◆ WORK INSTRUCTIONS:
Go through the entries and transcribe each one exactly, dropping the pictures.
======
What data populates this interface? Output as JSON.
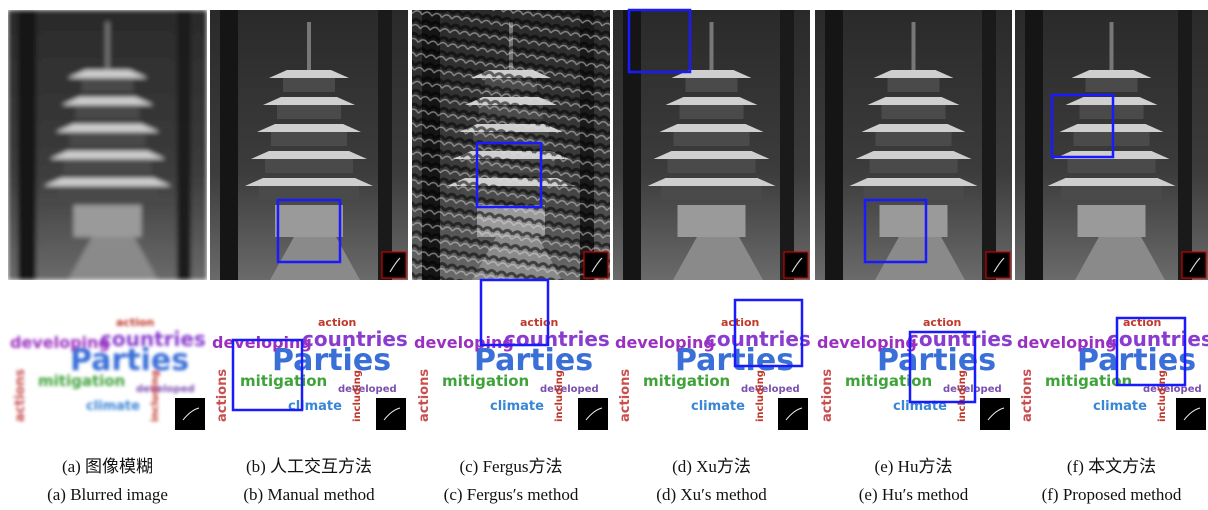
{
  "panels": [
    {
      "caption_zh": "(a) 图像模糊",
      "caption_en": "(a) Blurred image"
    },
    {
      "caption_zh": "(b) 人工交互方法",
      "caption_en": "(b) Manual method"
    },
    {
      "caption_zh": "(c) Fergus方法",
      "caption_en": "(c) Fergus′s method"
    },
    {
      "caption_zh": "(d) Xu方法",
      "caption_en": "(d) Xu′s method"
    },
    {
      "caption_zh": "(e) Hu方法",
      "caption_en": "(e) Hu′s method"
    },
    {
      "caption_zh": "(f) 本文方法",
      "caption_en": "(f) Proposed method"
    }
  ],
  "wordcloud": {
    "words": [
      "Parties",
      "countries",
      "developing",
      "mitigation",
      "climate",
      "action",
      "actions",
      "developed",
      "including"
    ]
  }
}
======
◆ WORKED SOLUTION:
What data populates this interface? Output as JSON.
{
  "panels": [
    {
      "caption_zh": "(a) 图像模糊",
      "caption_en": "(a) Blurred image"
    },
    {
      "caption_zh": "(b) 人工交互方法",
      "caption_en": "(b) Manual method"
    },
    {
      "caption_zh": "(c) Fergus方法",
      "caption_en": "(c) Fergus′s method"
    },
    {
      "caption_zh": "(d) Xu方法",
      "caption_en": "(d) Xu′s method"
    },
    {
      "caption_zh": "(e) Hu方法",
      "caption_en": "(e) Hu′s method"
    },
    {
      "caption_zh": "(f) 本文方法",
      "caption_en": "(f) Proposed method"
    }
  ],
  "wordcloud": {
    "words": [
      "Parties",
      "countries",
      "developing",
      "mitigation",
      "climate",
      "action",
      "actions",
      "developed",
      "including"
    ]
  }
}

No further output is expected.